REQUIREMENT ▸
Each record that follows should be repeated exactly, minus any images.

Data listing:

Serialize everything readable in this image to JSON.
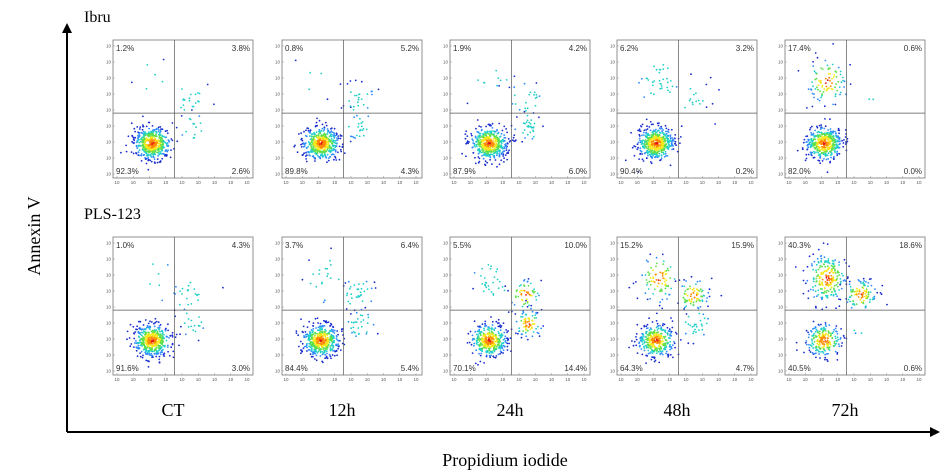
{
  "chart_data": {
    "type": "scatter",
    "title": "",
    "xlabel": "Propidium iodide",
    "ylabel": "Annexin V",
    "rows": [
      "Ibru",
      "PLS-123"
    ],
    "columns": [
      "CT",
      "12h",
      "24h",
      "48h",
      "72h"
    ],
    "tick_label": "10",
    "panels": [
      [
        {
          "ul": "1.2%",
          "ur": "3.8%",
          "ll": "92.3%",
          "lr": "2.6%"
        },
        {
          "ul": "0.8%",
          "ur": "5.2%",
          "ll": "89.8%",
          "lr": "4.3%"
        },
        {
          "ul": "1.9%",
          "ur": "4.2%",
          "ll": "87.9%",
          "lr": "6.0%"
        },
        {
          "ul": "6.2%",
          "ur": "3.2%",
          "ll": "90.4%",
          "lr": "0.2%"
        },
        {
          "ul": "17.4%",
          "ur": "0.6%",
          "ll": "82.0%",
          "lr": "0.0%"
        }
      ],
      [
        {
          "ul": "1.0%",
          "ur": "4.3%",
          "ll": "91.6%",
          "lr": "3.0%"
        },
        {
          "ul": "3.7%",
          "ur": "6.4%",
          "ll": "84.4%",
          "lr": "5.4%"
        },
        {
          "ul": "5.5%",
          "ur": "10.0%",
          "ll": "70.1%",
          "lr": "14.4%"
        },
        {
          "ul": "15.2%",
          "ur": "15.9%",
          "ll": "64.3%",
          "lr": "4.7%"
        },
        {
          "ul": "40.3%",
          "ur": "18.6%",
          "ll": "40.5%",
          "lr": "0.6%"
        }
      ]
    ],
    "density_colors": [
      "#1a2ccf",
      "#2f8cff",
      "#20d0c8",
      "#5ee04a",
      "#f6e81a",
      "#ff8a00",
      "#e0161a"
    ]
  }
}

ANSWER TO THE PROBLEM ▸
Serialize everything readable in this image to JSON.
{
  "chart_data": {
    "type": "scatter",
    "title": "",
    "xlabel": "Propidium iodide",
    "ylabel": "Annexin V",
    "rows": [
      "Ibru",
      "PLS-123"
    ],
    "columns": [
      "CT",
      "12h",
      "24h",
      "48h",
      "72h"
    ],
    "tick_label": "10",
    "panels": [
      [
        {
          "ul": "1.2%",
          "ur": "3.8%",
          "ll": "92.3%",
          "lr": "2.6%"
        },
        {
          "ul": "0.8%",
          "ur": "5.2%",
          "ll": "89.8%",
          "lr": "4.3%"
        },
        {
          "ul": "1.9%",
          "ur": "4.2%",
          "ll": "87.9%",
          "lr": "6.0%"
        },
        {
          "ul": "6.2%",
          "ur": "3.2%",
          "ll": "90.4%",
          "lr": "0.2%"
        },
        {
          "ul": "17.4%",
          "ur": "0.6%",
          "ll": "82.0%",
          "lr": "0.0%"
        }
      ],
      [
        {
          "ul": "1.0%",
          "ur": "4.3%",
          "ll": "91.6%",
          "lr": "3.0%"
        },
        {
          "ul": "3.7%",
          "ur": "6.4%",
          "ll": "84.4%",
          "lr": "5.4%"
        },
        {
          "ul": "5.5%",
          "ur": "10.0%",
          "ll": "70.1%",
          "lr": "14.4%"
        },
        {
          "ul": "15.2%",
          "ur": "15.9%",
          "ll": "64.3%",
          "lr": "4.7%"
        },
        {
          "ul": "40.3%",
          "ur": "18.6%",
          "ll": "40.5%",
          "lr": "0.6%"
        }
      ]
    ],
    "density_colors": [
      "#1a2ccf",
      "#2f8cff",
      "#20d0c8",
      "#5ee04a",
      "#f6e81a",
      "#ff8a00",
      "#e0161a"
    ]
  }
}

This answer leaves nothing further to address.